(Dataset items)
★ ★ ★ ★ ★ ★ ★

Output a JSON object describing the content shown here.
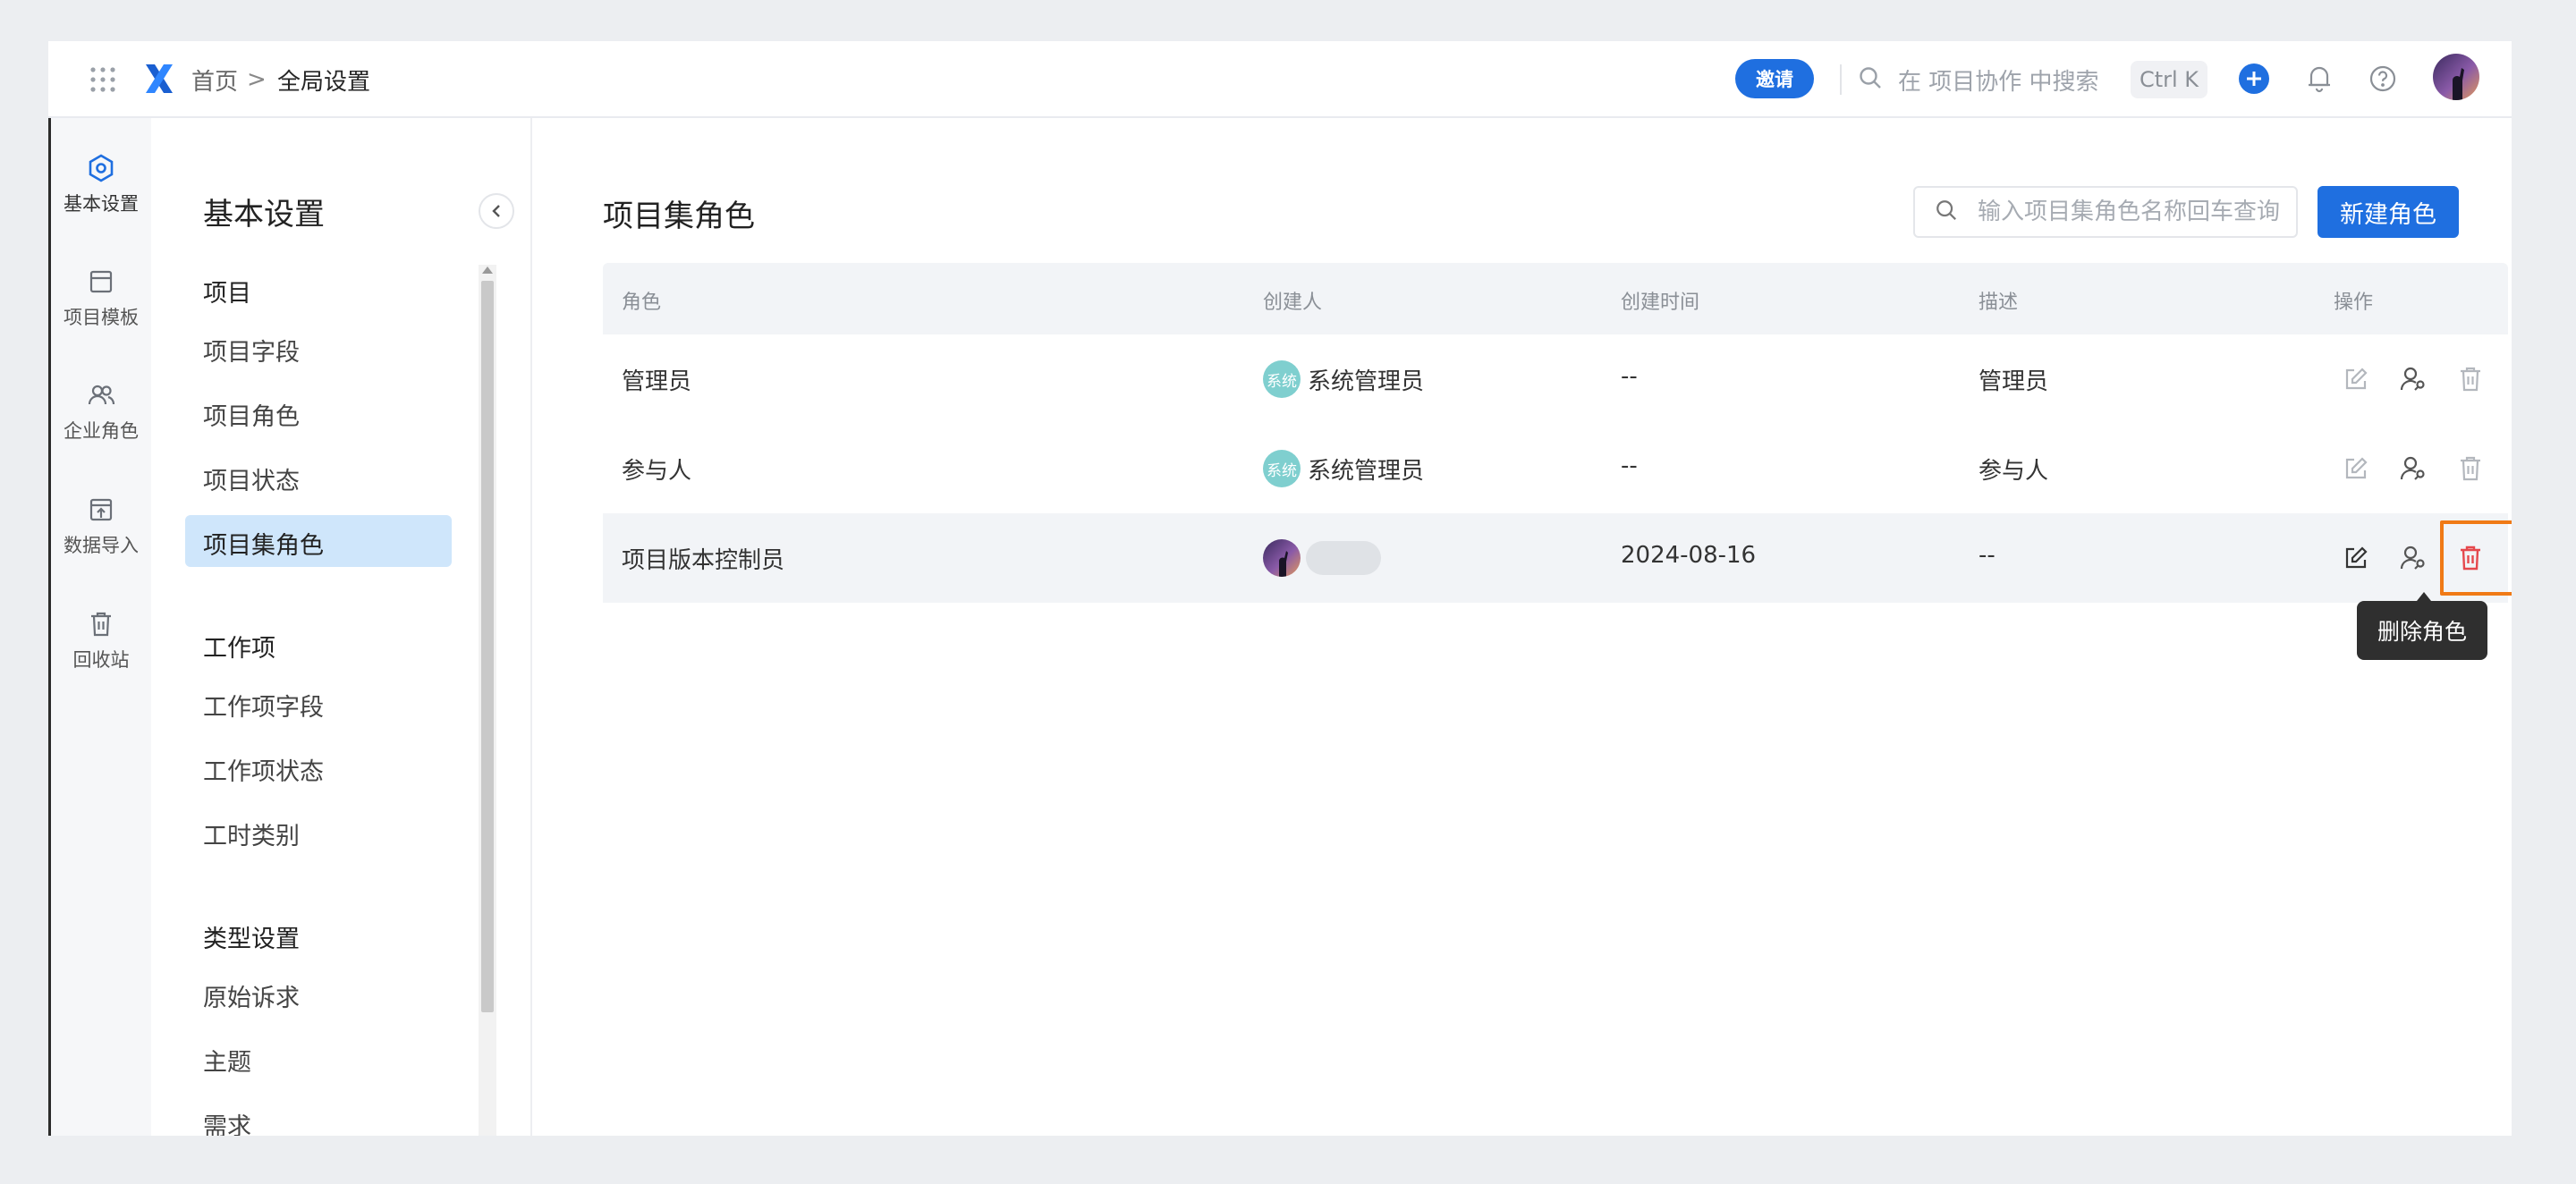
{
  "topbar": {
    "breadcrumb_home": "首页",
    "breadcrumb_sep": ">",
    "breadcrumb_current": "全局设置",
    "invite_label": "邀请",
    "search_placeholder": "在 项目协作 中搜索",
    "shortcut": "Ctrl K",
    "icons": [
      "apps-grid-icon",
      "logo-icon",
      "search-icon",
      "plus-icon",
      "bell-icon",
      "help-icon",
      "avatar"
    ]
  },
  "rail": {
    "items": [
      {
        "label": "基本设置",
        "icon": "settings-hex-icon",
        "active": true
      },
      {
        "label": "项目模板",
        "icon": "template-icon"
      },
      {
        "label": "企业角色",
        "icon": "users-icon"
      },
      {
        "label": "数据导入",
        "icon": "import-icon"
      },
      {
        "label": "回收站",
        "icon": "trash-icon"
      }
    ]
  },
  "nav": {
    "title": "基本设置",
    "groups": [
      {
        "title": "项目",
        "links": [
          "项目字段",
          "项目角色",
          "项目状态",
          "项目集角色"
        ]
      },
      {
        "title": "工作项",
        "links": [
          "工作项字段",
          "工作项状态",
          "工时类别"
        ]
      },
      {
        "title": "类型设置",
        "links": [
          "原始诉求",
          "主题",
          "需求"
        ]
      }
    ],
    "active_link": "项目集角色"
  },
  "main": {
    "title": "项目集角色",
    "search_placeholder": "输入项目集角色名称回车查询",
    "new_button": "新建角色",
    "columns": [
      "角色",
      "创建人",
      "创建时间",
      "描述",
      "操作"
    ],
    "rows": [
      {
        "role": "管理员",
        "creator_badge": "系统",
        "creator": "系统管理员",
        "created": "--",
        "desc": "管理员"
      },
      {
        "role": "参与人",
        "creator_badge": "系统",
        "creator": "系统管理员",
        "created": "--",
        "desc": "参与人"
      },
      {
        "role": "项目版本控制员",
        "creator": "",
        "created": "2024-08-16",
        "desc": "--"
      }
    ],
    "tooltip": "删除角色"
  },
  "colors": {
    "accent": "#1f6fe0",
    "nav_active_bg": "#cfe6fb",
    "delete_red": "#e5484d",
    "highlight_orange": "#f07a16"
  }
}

★ ★ ★ ★ ★ ★ ★

- TASK STATEMENT
Reproduce every entry exactly, but omit each picture.

- TASK RESULT
Output a JSON object describing the content shown here.
{
  "topbar": {
    "breadcrumb_home": "首页",
    "breadcrumb_sep": ">",
    "breadcrumb_current": "全局设置",
    "invite_label": "邀请",
    "search_placeholder": "在 项目协作 中搜索",
    "shortcut": "Ctrl K",
    "icons": [
      "apps-grid-icon",
      "logo-icon",
      "search-icon",
      "plus-icon",
      "bell-icon",
      "help-icon",
      "avatar"
    ]
  },
  "rail": {
    "items": [
      {
        "label": "基本设置",
        "icon": "settings-hex-icon",
        "active": true
      },
      {
        "label": "项目模板",
        "icon": "template-icon"
      },
      {
        "label": "企业角色",
        "icon": "users-icon"
      },
      {
        "label": "数据导入",
        "icon": "import-icon"
      },
      {
        "label": "回收站",
        "icon": "trash-icon"
      }
    ]
  },
  "nav": {
    "title": "基本设置",
    "groups": [
      {
        "title": "项目",
        "links": [
          "项目字段",
          "项目角色",
          "项目状态",
          "项目集角色"
        ]
      },
      {
        "title": "工作项",
        "links": [
          "工作项字段",
          "工作项状态",
          "工时类别"
        ]
      },
      {
        "title": "类型设置",
        "links": [
          "原始诉求",
          "主题",
          "需求"
        ]
      }
    ],
    "active_link": "项目集角色"
  },
  "main": {
    "title": "项目集角色",
    "search_placeholder": "输入项目集角色名称回车查询",
    "new_button": "新建角色",
    "columns": [
      "角色",
      "创建人",
      "创建时间",
      "描述",
      "操作"
    ],
    "rows": [
      {
        "role": "管理员",
        "creator_badge": "系统",
        "creator": "系统管理员",
        "created": "--",
        "desc": "管理员"
      },
      {
        "role": "参与人",
        "creator_badge": "系统",
        "creator": "系统管理员",
        "created": "--",
        "desc": "参与人"
      },
      {
        "role": "项目版本控制员",
        "creator": "",
        "created": "2024-08-16",
        "desc": "--"
      }
    ],
    "tooltip": "删除角色"
  },
  "colors": {
    "accent": "#1f6fe0",
    "nav_active_bg": "#cfe6fb",
    "delete_red": "#e5484d",
    "highlight_orange": "#f07a16"
  }
}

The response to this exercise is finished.